#### DIRECTIONS:
Will you write out all the entries below exactly?
## begin
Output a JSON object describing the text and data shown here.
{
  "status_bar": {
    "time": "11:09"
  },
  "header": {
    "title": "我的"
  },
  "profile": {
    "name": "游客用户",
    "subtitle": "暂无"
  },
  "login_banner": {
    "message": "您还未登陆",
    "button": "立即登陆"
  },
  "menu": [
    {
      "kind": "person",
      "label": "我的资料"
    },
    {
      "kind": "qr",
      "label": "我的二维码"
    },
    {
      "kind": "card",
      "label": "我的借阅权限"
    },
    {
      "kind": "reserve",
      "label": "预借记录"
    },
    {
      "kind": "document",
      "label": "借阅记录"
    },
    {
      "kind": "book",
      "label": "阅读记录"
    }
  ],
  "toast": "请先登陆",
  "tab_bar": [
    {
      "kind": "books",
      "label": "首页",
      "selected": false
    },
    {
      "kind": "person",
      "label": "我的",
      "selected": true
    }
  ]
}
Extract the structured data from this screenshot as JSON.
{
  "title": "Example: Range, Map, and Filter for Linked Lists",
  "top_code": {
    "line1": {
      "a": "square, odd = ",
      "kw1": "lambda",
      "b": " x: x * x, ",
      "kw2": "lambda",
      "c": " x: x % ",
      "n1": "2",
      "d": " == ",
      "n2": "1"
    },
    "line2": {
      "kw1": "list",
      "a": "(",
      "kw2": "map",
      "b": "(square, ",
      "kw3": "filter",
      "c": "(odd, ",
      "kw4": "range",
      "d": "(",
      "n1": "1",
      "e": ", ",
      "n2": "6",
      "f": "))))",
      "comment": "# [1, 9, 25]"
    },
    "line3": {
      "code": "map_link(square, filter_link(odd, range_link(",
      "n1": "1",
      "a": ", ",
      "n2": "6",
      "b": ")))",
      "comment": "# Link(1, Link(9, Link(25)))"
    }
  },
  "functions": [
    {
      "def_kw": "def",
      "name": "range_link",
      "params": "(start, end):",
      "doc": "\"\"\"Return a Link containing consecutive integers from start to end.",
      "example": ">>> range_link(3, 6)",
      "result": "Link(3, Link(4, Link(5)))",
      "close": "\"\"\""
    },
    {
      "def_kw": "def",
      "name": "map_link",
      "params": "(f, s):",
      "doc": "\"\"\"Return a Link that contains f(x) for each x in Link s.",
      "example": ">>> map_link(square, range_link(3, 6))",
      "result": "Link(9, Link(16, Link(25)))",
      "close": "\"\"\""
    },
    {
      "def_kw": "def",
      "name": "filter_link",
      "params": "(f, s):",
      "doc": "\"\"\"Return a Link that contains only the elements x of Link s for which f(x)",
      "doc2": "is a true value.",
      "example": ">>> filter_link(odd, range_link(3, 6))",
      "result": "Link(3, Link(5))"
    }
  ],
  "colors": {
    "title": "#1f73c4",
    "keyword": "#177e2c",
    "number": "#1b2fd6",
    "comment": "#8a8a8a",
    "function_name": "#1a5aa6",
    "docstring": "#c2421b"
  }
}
## end
#### SOLVED EXERCISE:
Output a JSON object describing the text and data shown here.
{
  "status_bar": {
    "time": "11:09"
  },
  "header": {
    "title": "我的"
  },
  "profile": {
    "name": "游客用户",
    "subtitle": "暂无"
  },
  "login_banner": {
    "message": "您还未登陆",
    "button": "立即登陆"
  },
  "menu": [
    {
      "kind": "person",
      "label": "我的资料"
    },
    {
      "kind": "qr",
      "label": "我的二维码"
    },
    {
      "kind": "card",
      "label": "我的借阅权限"
    },
    {
      "kind": "reserve",
      "label": "预借记录"
    },
    {
      "kind": "document",
      "label": "借阅记录"
    },
    {
      "kind": "book",
      "label": "阅读记录"
    }
  ],
  "toast": "请先登陆",
  "tab_bar": [
    {
      "kind": "books",
      "label": "首页",
      "selected": false
    },
    {
      "kind": "person",
      "label": "我的",
      "selected": true
    }
  ]
}
Extract the structured data from this screenshot as JSON.
{
  "title": "Example: Range, Map, and Filter for Linked Lists",
  "top_code": {
    "line1": {
      "a": "square, odd = ",
      "kw1": "lambda",
      "b": " x: x * x, ",
      "kw2": "lambda",
      "c": " x: x % ",
      "n1": "2",
      "d": " == ",
      "n2": "1"
    },
    "line2": {
      "kw1": "list",
      "a": "(",
      "kw2": "map",
      "b": "(square, ",
      "kw3": "filter",
      "c": "(odd, ",
      "kw4": "range",
      "d": "(",
      "n1": "1",
      "e": ", ",
      "n2": "6",
      "f": "))))",
      "comment": "# [1, 9, 25]"
    },
    "line3": {
      "code": "map_link(square, filter_link(odd, range_link(",
      "n1": "1",
      "a": ", ",
      "n2": "6",
      "b": ")))",
      "comment": "# Link(1, Link(9, Link(25)))"
    }
  },
  "functions": [
    {
      "def_kw": "def",
      "name": "range_link",
      "params": "(start, end):",
      "doc": "\"\"\"Return a Link containing consecutive integers from start to end.",
      "example": ">>> range_link(3, 6)",
      "result": "Link(3, Link(4, Link(5)))",
      "close": "\"\"\""
    },
    {
      "def_kw": "def",
      "name": "map_link",
      "params": "(f, s):",
      "doc": "\"\"\"Return a Link that contains f(x) for each x in Link s.",
      "example": ">>> map_link(square, range_link(3, 6))",
      "result": "Link(9, Link(16, Link(25)))",
      "close": "\"\"\""
    },
    {
      "def_kw": "def",
      "name": "filter_link",
      "params": "(f, s):",
      "doc": "\"\"\"Return a Link that contains only the elements x of Link s for which f(x)",
      "doc2": "is a true value.",
      "example": ">>> filter_link(odd, range_link(3, 6))",
      "result": "Link(3, Link(5))"
    }
  ],
  "colors": {
    "title": "#1f73c4",
    "keyword": "#177e2c",
    "number": "#1b2fd6",
    "comment": "#8a8a8a",
    "function_name": "#1a5aa6",
    "docstring": "#c2421b"
  }
}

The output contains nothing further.